Copy out all the lines where "Technical" shows up.

#### Data for the task ####

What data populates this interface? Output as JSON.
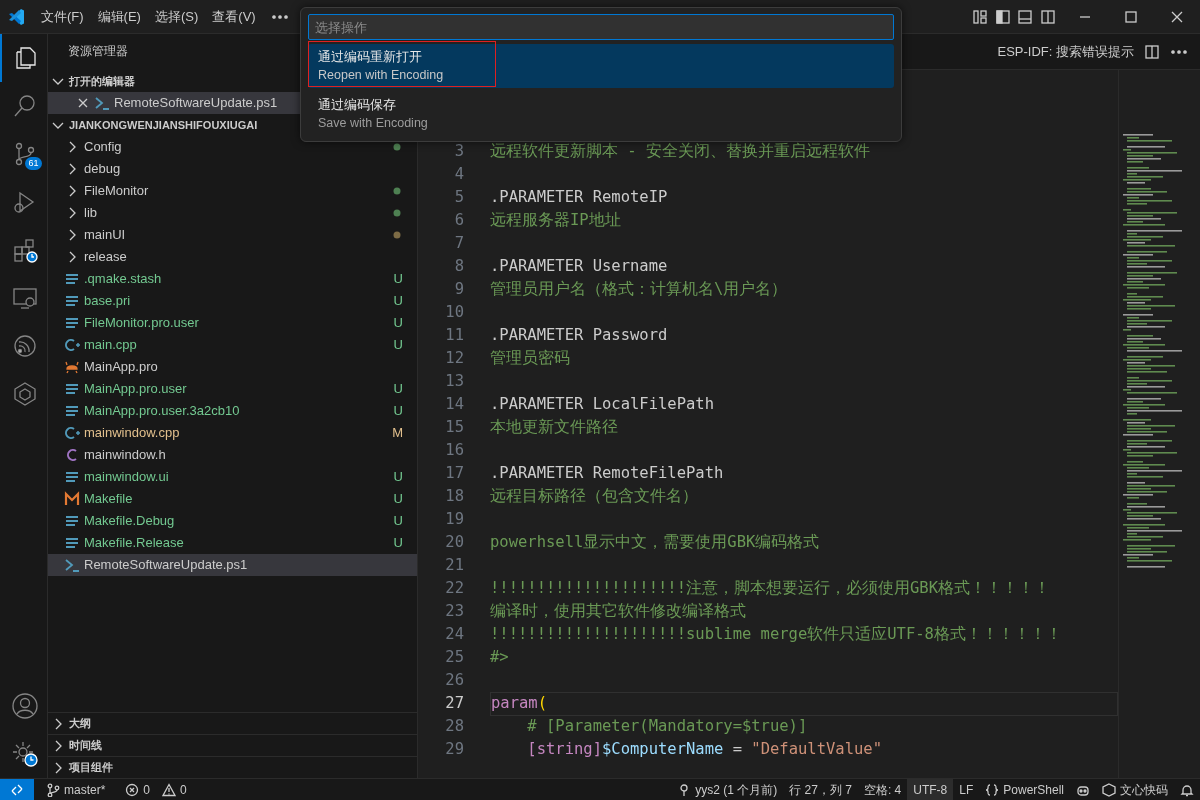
{
  "menu": [
    "文件(F)",
    "编辑(E)",
    "选择(S)",
    "查看(V)"
  ],
  "palette": {
    "placeholder": "选择操作",
    "items": [
      {
        "title": "通过编码重新打开",
        "subtitle": "Reopen with Encoding",
        "selected": true,
        "annotated": true
      },
      {
        "title": "通过编码保存",
        "subtitle": "Save with Encoding",
        "selected": false,
        "annotated": false
      }
    ]
  },
  "activity": [
    {
      "kind": "files",
      "selected": true
    },
    {
      "kind": "search",
      "selected": false
    },
    {
      "kind": "git",
      "selected": false,
      "badge": "61"
    },
    {
      "kind": "debug",
      "selected": false
    },
    {
      "kind": "extensions",
      "selected": false
    },
    {
      "kind": "remote",
      "selected": false
    },
    {
      "kind": "espidf",
      "selected": false
    },
    {
      "kind": "hexagon",
      "selected": false
    }
  ],
  "sidebar": {
    "title": "资源管理器",
    "open_editors": {
      "label": "打开的编辑器",
      "expanded": true,
      "items": [
        {
          "name": "RemoteSoftwareUpdate.ps1",
          "kind": "shell"
        }
      ]
    },
    "workspace": {
      "label": "JIANKONGWENJIANSHIFOUXIUGAI",
      "expanded": true,
      "items": [
        {
          "name": "Config",
          "kind": "folder",
          "dot": {
            "color": "#4e8052"
          },
          "selected": false
        },
        {
          "name": "debug",
          "kind": "folder",
          "selected": false
        },
        {
          "name": "FileMonitor",
          "kind": "folder",
          "dot": {
            "color": "#4e8052"
          },
          "selected": false
        },
        {
          "name": "lib",
          "kind": "folder",
          "dot": {
            "color": "#4e8052"
          },
          "selected": false
        },
        {
          "name": "mainUI",
          "kind": "folder",
          "dot": {
            "color": "#7d6b45"
          },
          "selected": false
        },
        {
          "name": "release",
          "kind": "folder",
          "selected": false
        },
        {
          "name": ".qmake.stash",
          "kind": "lines",
          "color": "#73c991",
          "badge": "U",
          "selected": false
        },
        {
          "name": "base.pri",
          "kind": "lines",
          "color": "#73c991",
          "badge": "U",
          "selected": false
        },
        {
          "name": "FileMonitor.pro.user",
          "kind": "lines",
          "color": "#73c991",
          "badge": "U",
          "selected": false
        },
        {
          "name": "main.cpp",
          "kind": "cpp",
          "color": "#73c991",
          "badge": "U",
          "selected": false
        },
        {
          "name": "MainApp.pro",
          "kind": "pro",
          "selected": false
        },
        {
          "name": "MainApp.pro.user",
          "kind": "lines",
          "color": "#73c991",
          "badge": "U",
          "selected": false
        },
        {
          "name": "MainApp.pro.user.3a2cb10",
          "kind": "lines",
          "color": "#73c991",
          "badge": "U",
          "selected": false
        },
        {
          "name": "mainwindow.cpp",
          "kind": "cpp",
          "color": "#e2c08d",
          "badge": "M",
          "selected": false
        },
        {
          "name": "mainwindow.h",
          "kind": "c",
          "selected": false
        },
        {
          "name": "mainwindow.ui",
          "kind": "lines",
          "color": "#73c991",
          "badge": "U",
          "selected": false
        },
        {
          "name": "Makefile",
          "kind": "make",
          "color": "#73c991",
          "badge": "U",
          "selected": false
        },
        {
          "name": "Makefile.Debug",
          "kind": "lines",
          "color": "#73c991",
          "badge": "U",
          "selected": false
        },
        {
          "name": "Makefile.Release",
          "kind": "lines",
          "color": "#73c991",
          "badge": "U",
          "selected": false
        },
        {
          "name": "RemoteSoftwareUpdate.ps1",
          "kind": "shell",
          "selected": true
        }
      ]
    },
    "bottom_sections": [
      {
        "label": "大纲",
        "expanded": false
      },
      {
        "label": "时间线",
        "expanded": false
      },
      {
        "label": "项目组件",
        "expanded": false
      }
    ]
  },
  "editor_actions": {
    "command": "ESP-IDF: 搜索错误提示"
  },
  "code": [
    {
      "n": "3",
      "current": false,
      "segs": [
        {
          "t": "远程软件更新脚本 - 安全关闭、替换并重启远程软件",
          "kind": "comment"
        }
      ]
    },
    {
      "n": "4",
      "current": false
    },
    {
      "n": "5",
      "current": false,
      "segs": [
        {
          "t": ".PARAMETER RemoteIP",
          "kind": "doc"
        }
      ]
    },
    {
      "n": "6",
      "current": false,
      "segs": [
        {
          "t": "远程服务器IP地址",
          "kind": "comment"
        }
      ]
    },
    {
      "n": "7",
      "current": false
    },
    {
      "n": "8",
      "current": false,
      "segs": [
        {
          "t": ".PARAMETER Username",
          "kind": "doc"
        }
      ]
    },
    {
      "n": "9",
      "current": false,
      "segs": [
        {
          "t": "管理员用户名（格式：计算机名\\用户名）",
          "kind": "comment"
        }
      ]
    },
    {
      "n": "10",
      "current": false
    },
    {
      "n": "11",
      "current": false,
      "segs": [
        {
          "t": ".PARAMETER Password",
          "kind": "doc"
        }
      ]
    },
    {
      "n": "12",
      "current": false,
      "segs": [
        {
          "t": "管理员密码",
          "kind": "comment"
        }
      ]
    },
    {
      "n": "13",
      "current": false
    },
    {
      "n": "14",
      "current": false,
      "segs": [
        {
          "t": ".PARAMETER LocalFilePath",
          "kind": "doc"
        }
      ]
    },
    {
      "n": "15",
      "current": false,
      "segs": [
        {
          "t": "本地更新文件路径",
          "kind": "comment"
        }
      ]
    },
    {
      "n": "16",
      "current": false
    },
    {
      "n": "17",
      "current": false,
      "segs": [
        {
          "t": ".PARAMETER RemoteFilePath",
          "kind": "doc"
        }
      ]
    },
    {
      "n": "18",
      "current": false,
      "segs": [
        {
          "t": "远程目标路径（包含文件名）",
          "kind": "comment"
        }
      ]
    },
    {
      "n": "19",
      "current": false
    },
    {
      "n": "20",
      "current": false,
      "segs": [
        {
          "t": "powerhsell显示中文，需要使用GBK编码格式",
          "kind": "comment"
        }
      ]
    },
    {
      "n": "21",
      "current": false
    },
    {
      "n": "22",
      "current": false,
      "segs": [
        {
          "t": "!!!!!!!!!!!!!!!!!!!!!注意，脚本想要运行，必须使用GBK格式！！！！！",
          "kind": "comment"
        }
      ]
    },
    {
      "n": "23",
      "current": false,
      "segs": [
        {
          "t": "编译时，使用其它软件修改编译格式",
          "kind": "comment"
        }
      ]
    },
    {
      "n": "24",
      "current": false,
      "segs": [
        {
          "t": "!!!!!!!!!!!!!!!!!!!!!sublime merge软件只适应UTF-8格式！！！！！！",
          "kind": "comment"
        }
      ]
    },
    {
      "n": "25",
      "current": false,
      "segs": [
        {
          "t": "#>",
          "kind": "comment"
        }
      ]
    },
    {
      "n": "26",
      "current": false
    },
    {
      "n": "27",
      "current": true,
      "segs": [
        {
          "t": "param",
          "kind": "keyword"
        },
        {
          "t": "(",
          "kind": "bracket"
        }
      ]
    },
    {
      "n": "28",
      "current": false,
      "segs": [
        {
          "t": "    # [Parameter(Mandatory=$true)]",
          "kind": "comment"
        }
      ]
    },
    {
      "n": "29",
      "current": false,
      "segs": [
        {
          "t": "    [string]",
          "kind": "type"
        },
        {
          "t": "$ComputerName",
          "kind": "variable"
        },
        {
          "t": " = ",
          "kind": "plain"
        },
        {
          "t": "\"DefaultValue\"",
          "kind": "string"
        }
      ]
    }
  ],
  "status_left": [
    {
      "text": "master*",
      "kind": "branch"
    },
    {
      "text": "0",
      "kind": "error"
    },
    {
      "text": "0",
      "kind": "warning"
    }
  ],
  "status_right": [
    {
      "text": "yys2 (1 个月前)",
      "kind": "commit",
      "hovered": false
    },
    {
      "text": "行 27，列 7",
      "hovered": false
    },
    {
      "text": "空格: 4",
      "hovered": false
    },
    {
      "text": "UTF-8",
      "hovered": true
    },
    {
      "text": "LF",
      "hovered": false
    },
    {
      "text": "PowerShell",
      "kind": "braces",
      "hovered": false
    },
    {
      "kind": "copilot",
      "hovered": false
    },
    {
      "text": "文心快码",
      "kind": "wenxin",
      "hovered": false
    },
    {
      "kind": "bell",
      "hovered": false
    }
  ]
}
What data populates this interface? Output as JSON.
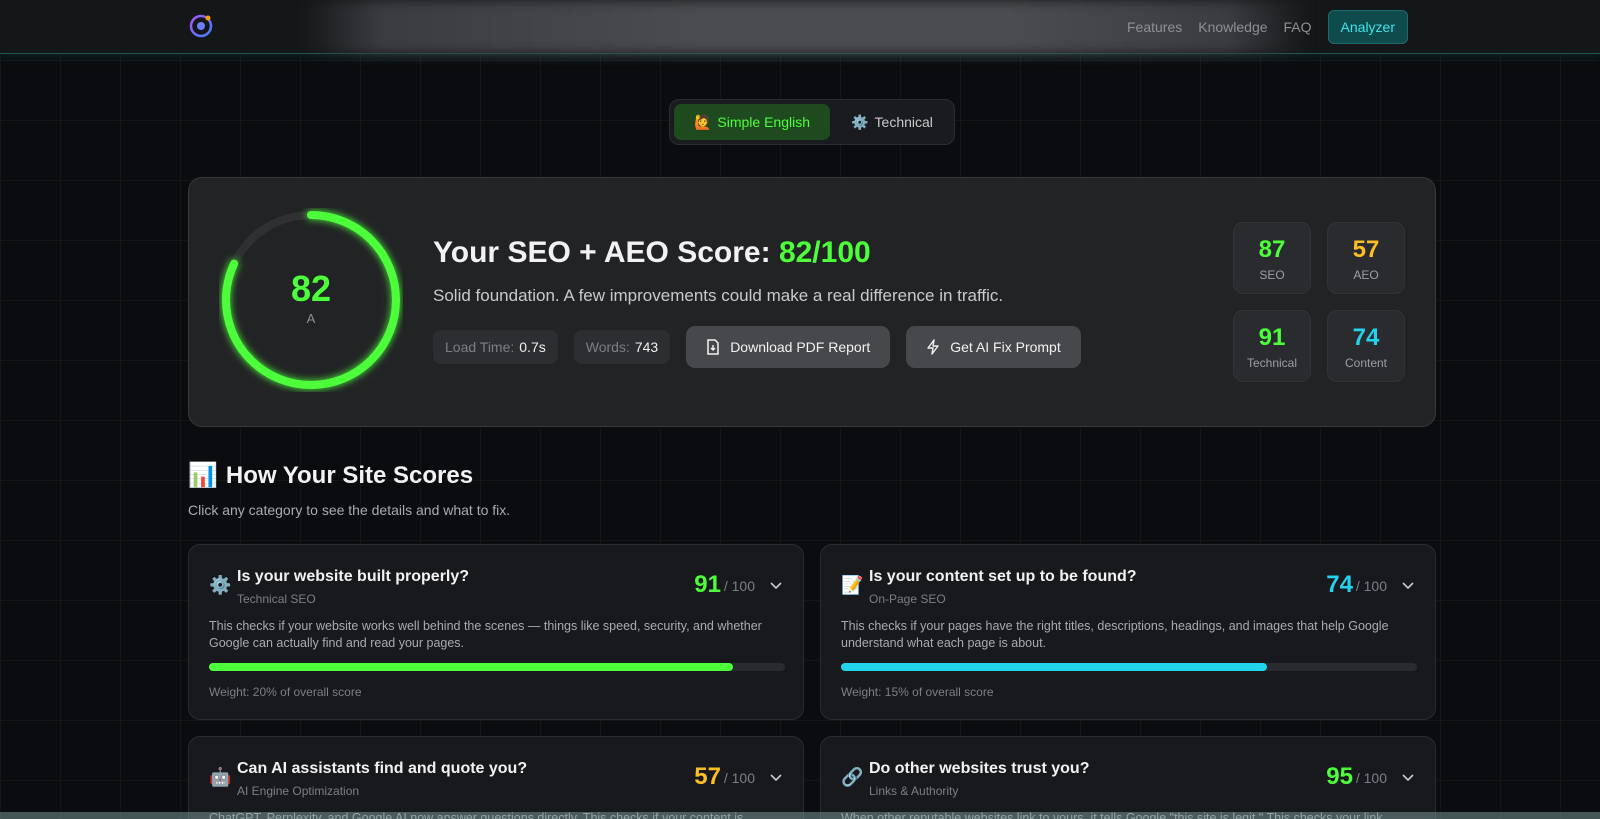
{
  "nav": {
    "links": [
      "Features",
      "Knowledge",
      "FAQ"
    ],
    "cta": "Analyzer",
    "accent": "#2dd4bf"
  },
  "mode_toggle": {
    "active": {
      "icon": "🙋",
      "label": "Simple English"
    },
    "inactive": {
      "icon": "⚙️",
      "label": "Technical"
    }
  },
  "score": {
    "value": 82,
    "grade": "A",
    "fraction": 0.82,
    "title_prefix": "Your SEO + AEO Score: ",
    "title_value": "82/100",
    "subtitle": "Solid foundation. A few improvements could make a real difference in traffic.",
    "load_time_label": "Load Time:",
    "load_time": "0.7s",
    "words_label": "Words:",
    "words": "743",
    "download_label": "Download PDF Report",
    "ai_fix_label": "Get AI Fix Prompt",
    "color": "#4dff3a"
  },
  "mini_scores": [
    {
      "value": "87",
      "label": "SEO",
      "color": "#4dff3a"
    },
    {
      "value": "57",
      "label": "AEO",
      "color": "#fbbf24"
    },
    {
      "value": "91",
      "label": "Technical",
      "color": "#4dff3a"
    },
    {
      "value": "74",
      "label": "Content",
      "color": "#22d3ee"
    }
  ],
  "section": {
    "icon": "📊",
    "title": "How Your Site Scores",
    "subtitle": "Click any category to see the details and what to fix."
  },
  "categories": [
    {
      "icon": "⚙️",
      "title": "Is your website built properly?",
      "tag": "Technical SEO",
      "score": "91",
      "max": "/ 100",
      "fraction": 0.91,
      "color": "#4dff3a",
      "desc": "This checks if your website works well behind the scenes — things like speed, security, and whether Google can actually find and read your pages.",
      "weight": "Weight: 20% of overall score"
    },
    {
      "icon": "📝",
      "title": "Is your content set up to be found?",
      "tag": "On-Page SEO",
      "score": "74",
      "max": "/ 100",
      "fraction": 0.74,
      "color": "#22d3ee",
      "desc": "This checks if your pages have the right titles, descriptions, headings, and images that help Google understand what each page is about.",
      "weight": "Weight: 15% of overall score"
    },
    {
      "icon": "🤖",
      "title": "Can AI assistants find and quote you?",
      "tag": "AI Engine Optimization",
      "score": "57",
      "max": "/ 100",
      "color": "#fbbf24",
      "desc": "ChatGPT, Perplexity, and Google AI now answer questions directly. This checks if your content is"
    },
    {
      "icon": "🔗",
      "title": "Do other websites trust you?",
      "tag": "Links & Authority",
      "score": "95",
      "max": "/ 100",
      "color": "#4dff3a",
      "desc": "When other reputable websites link to yours, it tells Google \"this site is legit.\" This checks your link"
    }
  ]
}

####

**Worked answer:**
      "label": "Technical"
      "label": "Technical",
      "tag": "Technical SEO",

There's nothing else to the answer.